TO DO: Your task is to print the material below exactly as presented.

(Figure record listings)
## Begin

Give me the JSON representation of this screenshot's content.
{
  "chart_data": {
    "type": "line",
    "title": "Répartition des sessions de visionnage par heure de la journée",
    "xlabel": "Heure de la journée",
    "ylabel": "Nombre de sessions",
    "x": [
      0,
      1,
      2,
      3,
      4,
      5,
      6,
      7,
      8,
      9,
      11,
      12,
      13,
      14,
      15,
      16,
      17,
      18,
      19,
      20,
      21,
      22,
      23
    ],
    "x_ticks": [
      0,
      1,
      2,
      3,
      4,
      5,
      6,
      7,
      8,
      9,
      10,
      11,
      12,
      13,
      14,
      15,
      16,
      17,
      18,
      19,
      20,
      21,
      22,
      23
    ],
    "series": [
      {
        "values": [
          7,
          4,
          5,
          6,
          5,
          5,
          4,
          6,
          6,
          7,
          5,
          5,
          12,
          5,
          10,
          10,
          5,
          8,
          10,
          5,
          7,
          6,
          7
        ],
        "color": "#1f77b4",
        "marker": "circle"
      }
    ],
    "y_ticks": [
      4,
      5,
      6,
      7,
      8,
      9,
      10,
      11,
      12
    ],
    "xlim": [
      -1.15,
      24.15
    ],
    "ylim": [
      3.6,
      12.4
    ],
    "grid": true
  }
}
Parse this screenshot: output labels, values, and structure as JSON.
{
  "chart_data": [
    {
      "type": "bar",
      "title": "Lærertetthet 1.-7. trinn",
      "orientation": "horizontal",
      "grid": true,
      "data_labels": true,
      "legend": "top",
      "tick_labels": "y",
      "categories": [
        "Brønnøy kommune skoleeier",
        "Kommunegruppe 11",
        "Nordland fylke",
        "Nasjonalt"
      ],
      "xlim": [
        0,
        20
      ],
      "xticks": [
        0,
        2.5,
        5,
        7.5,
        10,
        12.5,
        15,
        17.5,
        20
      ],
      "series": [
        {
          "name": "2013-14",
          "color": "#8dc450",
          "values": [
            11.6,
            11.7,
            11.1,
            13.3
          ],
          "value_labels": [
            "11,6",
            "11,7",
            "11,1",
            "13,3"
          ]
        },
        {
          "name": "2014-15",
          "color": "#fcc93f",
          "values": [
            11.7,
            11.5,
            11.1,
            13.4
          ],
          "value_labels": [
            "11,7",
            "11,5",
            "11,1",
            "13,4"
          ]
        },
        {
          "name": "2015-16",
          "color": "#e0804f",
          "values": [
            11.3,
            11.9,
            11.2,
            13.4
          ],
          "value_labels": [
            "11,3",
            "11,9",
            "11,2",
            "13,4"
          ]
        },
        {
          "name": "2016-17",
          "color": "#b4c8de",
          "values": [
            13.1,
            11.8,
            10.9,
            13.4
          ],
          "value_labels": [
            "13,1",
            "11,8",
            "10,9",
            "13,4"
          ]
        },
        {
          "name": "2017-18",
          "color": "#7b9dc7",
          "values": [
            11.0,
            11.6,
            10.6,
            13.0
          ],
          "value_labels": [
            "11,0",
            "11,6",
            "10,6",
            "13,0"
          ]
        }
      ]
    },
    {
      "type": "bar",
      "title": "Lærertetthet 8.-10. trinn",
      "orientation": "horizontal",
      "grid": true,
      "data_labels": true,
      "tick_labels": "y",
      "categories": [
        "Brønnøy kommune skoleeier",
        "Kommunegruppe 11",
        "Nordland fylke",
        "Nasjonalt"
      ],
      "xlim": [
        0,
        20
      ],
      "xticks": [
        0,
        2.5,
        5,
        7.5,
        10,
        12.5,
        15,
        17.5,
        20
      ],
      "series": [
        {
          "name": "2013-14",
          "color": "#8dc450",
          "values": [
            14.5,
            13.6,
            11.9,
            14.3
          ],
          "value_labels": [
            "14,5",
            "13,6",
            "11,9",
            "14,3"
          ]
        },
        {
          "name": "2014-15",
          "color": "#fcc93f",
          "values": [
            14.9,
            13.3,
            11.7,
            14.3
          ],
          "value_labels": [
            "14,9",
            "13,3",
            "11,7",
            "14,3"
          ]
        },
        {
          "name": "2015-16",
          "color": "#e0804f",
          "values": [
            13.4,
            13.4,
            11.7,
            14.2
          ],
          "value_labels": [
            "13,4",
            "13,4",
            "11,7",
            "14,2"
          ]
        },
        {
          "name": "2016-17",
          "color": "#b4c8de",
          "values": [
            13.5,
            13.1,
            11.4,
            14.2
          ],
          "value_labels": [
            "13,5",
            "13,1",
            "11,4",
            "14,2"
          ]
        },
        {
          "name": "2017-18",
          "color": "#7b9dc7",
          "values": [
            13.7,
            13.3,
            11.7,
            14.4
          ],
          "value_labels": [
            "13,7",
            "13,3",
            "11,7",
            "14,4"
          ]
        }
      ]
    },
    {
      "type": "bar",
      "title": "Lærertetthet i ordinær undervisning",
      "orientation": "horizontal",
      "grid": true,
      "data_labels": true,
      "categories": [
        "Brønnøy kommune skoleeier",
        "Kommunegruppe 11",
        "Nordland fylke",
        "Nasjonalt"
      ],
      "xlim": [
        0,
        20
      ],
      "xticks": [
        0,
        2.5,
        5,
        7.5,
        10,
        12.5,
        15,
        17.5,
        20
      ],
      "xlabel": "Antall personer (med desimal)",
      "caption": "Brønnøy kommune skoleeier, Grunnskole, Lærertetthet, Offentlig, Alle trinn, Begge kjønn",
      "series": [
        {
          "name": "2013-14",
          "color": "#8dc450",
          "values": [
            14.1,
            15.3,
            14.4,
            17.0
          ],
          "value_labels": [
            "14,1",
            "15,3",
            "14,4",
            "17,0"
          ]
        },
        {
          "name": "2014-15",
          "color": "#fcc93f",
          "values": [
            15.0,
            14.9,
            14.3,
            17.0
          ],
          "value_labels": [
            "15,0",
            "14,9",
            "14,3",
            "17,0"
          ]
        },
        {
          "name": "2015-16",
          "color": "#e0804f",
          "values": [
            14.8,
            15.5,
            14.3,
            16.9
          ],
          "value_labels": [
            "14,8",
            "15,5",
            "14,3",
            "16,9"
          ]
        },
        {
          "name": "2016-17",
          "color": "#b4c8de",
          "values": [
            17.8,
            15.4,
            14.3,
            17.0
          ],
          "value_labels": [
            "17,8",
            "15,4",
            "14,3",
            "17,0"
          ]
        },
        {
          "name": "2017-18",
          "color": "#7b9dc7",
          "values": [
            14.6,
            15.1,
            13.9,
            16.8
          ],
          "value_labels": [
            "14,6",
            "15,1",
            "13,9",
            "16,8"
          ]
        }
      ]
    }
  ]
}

## End

EXERCISE SOLUTION:
Give me the JSON representation of this screenshot's content.
{
  "chart_data": {
    "type": "line",
    "title": "Répartition des sessions de visionnage par heure de la journée",
    "xlabel": "Heure de la journée",
    "ylabel": "Nombre de sessions",
    "x": [
      0,
      1,
      2,
      3,
      4,
      5,
      6,
      7,
      8,
      9,
      11,
      12,
      13,
      14,
      15,
      16,
      17,
      18,
      19,
      20,
      21,
      22,
      23
    ],
    "x_ticks": [
      0,
      1,
      2,
      3,
      4,
      5,
      6,
      7,
      8,
      9,
      10,
      11,
      12,
      13,
      14,
      15,
      16,
      17,
      18,
      19,
      20,
      21,
      22,
      23
    ],
    "series": [
      {
        "values": [
          7,
          4,
          5,
          6,
          5,
          5,
          4,
          6,
          6,
          7,
          5,
          5,
          12,
          5,
          10,
          10,
          5,
          8,
          10,
          5,
          7,
          6,
          7
        ],
        "color": "#1f77b4",
        "marker": "circle"
      }
    ],
    "y_ticks": [
      4,
      5,
      6,
      7,
      8,
      9,
      10,
      11,
      12
    ],
    "xlim": [
      -1.15,
      24.15
    ],
    "ylim": [
      3.6,
      12.4
    ],
    "grid": true
  }
}
Parse this screenshot: output labels, values, and structure as JSON.
{
  "chart_data": [
    {
      "type": "bar",
      "title": "Lærertetthet 1.-7. trinn",
      "orientation": "horizontal",
      "grid": true,
      "data_labels": true,
      "legend": "top",
      "tick_labels": "y",
      "categories": [
        "Brønnøy kommune skoleeier",
        "Kommunegruppe 11",
        "Nordland fylke",
        "Nasjonalt"
      ],
      "xlim": [
        0,
        20
      ],
      "xticks": [
        0,
        2.5,
        5,
        7.5,
        10,
        12.5,
        15,
        17.5,
        20
      ],
      "series": [
        {
          "name": "2013-14",
          "color": "#8dc450",
          "values": [
            11.6,
            11.7,
            11.1,
            13.3
          ],
          "value_labels": [
            "11,6",
            "11,7",
            "11,1",
            "13,3"
          ]
        },
        {
          "name": "2014-15",
          "color": "#fcc93f",
          "values": [
            11.7,
            11.5,
            11.1,
            13.4
          ],
          "value_labels": [
            "11,7",
            "11,5",
            "11,1",
            "13,4"
          ]
        },
        {
          "name": "2015-16",
          "color": "#e0804f",
          "values": [
            11.3,
            11.9,
            11.2,
            13.4
          ],
          "value_labels": [
            "11,3",
            "11,9",
            "11,2",
            "13,4"
          ]
        },
        {
          "name": "2016-17",
          "color": "#b4c8de",
          "values": [
            13.1,
            11.8,
            10.9,
            13.4
          ],
          "value_labels": [
            "13,1",
            "11,8",
            "10,9",
            "13,4"
          ]
        },
        {
          "name": "2017-18",
          "color": "#7b9dc7",
          "values": [
            11.0,
            11.6,
            10.6,
            13.0
          ],
          "value_labels": [
            "11,0",
            "11,6",
            "10,6",
            "13,0"
          ]
        }
      ]
    },
    {
      "type": "bar",
      "title": "Lærertetthet 8.-10. trinn",
      "orientation": "horizontal",
      "grid": true,
      "data_labels": true,
      "tick_labels": "y",
      "categories": [
        "Brønnøy kommune skoleeier",
        "Kommunegruppe 11",
        "Nordland fylke",
        "Nasjonalt"
      ],
      "xlim": [
        0,
        20
      ],
      "xticks": [
        0,
        2.5,
        5,
        7.5,
        10,
        12.5,
        15,
        17.5,
        20
      ],
      "series": [
        {
          "name": "2013-14",
          "color": "#8dc450",
          "values": [
            14.5,
            13.6,
            11.9,
            14.3
          ],
          "value_labels": [
            "14,5",
            "13,6",
            "11,9",
            "14,3"
          ]
        },
        {
          "name": "2014-15",
          "color": "#fcc93f",
          "values": [
            14.9,
            13.3,
            11.7,
            14.3
          ],
          "value_labels": [
            "14,9",
            "13,3",
            "11,7",
            "14,3"
          ]
        },
        {
          "name": "2015-16",
          "color": "#e0804f",
          "values": [
            13.4,
            13.4,
            11.7,
            14.2
          ],
          "value_labels": [
            "13,4",
            "13,4",
            "11,7",
            "14,2"
          ]
        },
        {
          "name": "2016-17",
          "color": "#b4c8de",
          "values": [
            13.5,
            13.1,
            11.4,
            14.2
          ],
          "value_labels": [
            "13,5",
            "13,1",
            "11,4",
            "14,2"
          ]
        },
        {
          "name": "2017-18",
          "color": "#7b9dc7",
          "values": [
            13.7,
            13.3,
            11.7,
            14.4
          ],
          "value_labels": [
            "13,7",
            "13,3",
            "11,7",
            "14,4"
          ]
        }
      ]
    },
    {
      "type": "bar",
      "title": "Lærertetthet i ordinær undervisning",
      "orientation": "horizontal",
      "grid": true,
      "data_labels": true,
      "categories": [
        "Brønnøy kommune skoleeier",
        "Kommunegruppe 11",
        "Nordland fylke",
        "Nasjonalt"
      ],
      "xlim": [
        0,
        20
      ],
      "xticks": [
        0,
        2.5,
        5,
        7.5,
        10,
        12.5,
        15,
        17.5,
        20
      ],
      "xlabel": "Antall personer (med desimal)",
      "caption": "Brønnøy kommune skoleeier, Grunnskole, Lærertetthet, Offentlig, Alle trinn, Begge kjønn",
      "series": [
        {
          "name": "2013-14",
          "color": "#8dc450",
          "values": [
            14.1,
            15.3,
            14.4,
            17.0
          ],
          "value_labels": [
            "14,1",
            "15,3",
            "14,4",
            "17,0"
          ]
        },
        {
          "name": "2014-15",
          "color": "#fcc93f",
          "values": [
            15.0,
            14.9,
            14.3,
            17.0
          ],
          "value_labels": [
            "15,0",
            "14,9",
            "14,3",
            "17,0"
          ]
        },
        {
          "name": "2015-16",
          "color": "#e0804f",
          "values": [
            14.8,
            15.5,
            14.3,
            16.9
          ],
          "value_labels": [
            "14,8",
            "15,5",
            "14,3",
            "16,9"
          ]
        },
        {
          "name": "2016-17",
          "color": "#b4c8de",
          "values": [
            17.8,
            15.4,
            14.3,
            17.0
          ],
          "value_labels": [
            "17,8",
            "15,4",
            "14,3",
            "17,0"
          ]
        },
        {
          "name": "2017-18",
          "color": "#7b9dc7",
          "values": [
            14.6,
            15.1,
            13.9,
            16.8
          ],
          "value_labels": [
            "14,6",
            "15,1",
            "13,9",
            "16,8"
          ]
        }
      ]
    }
  ]
}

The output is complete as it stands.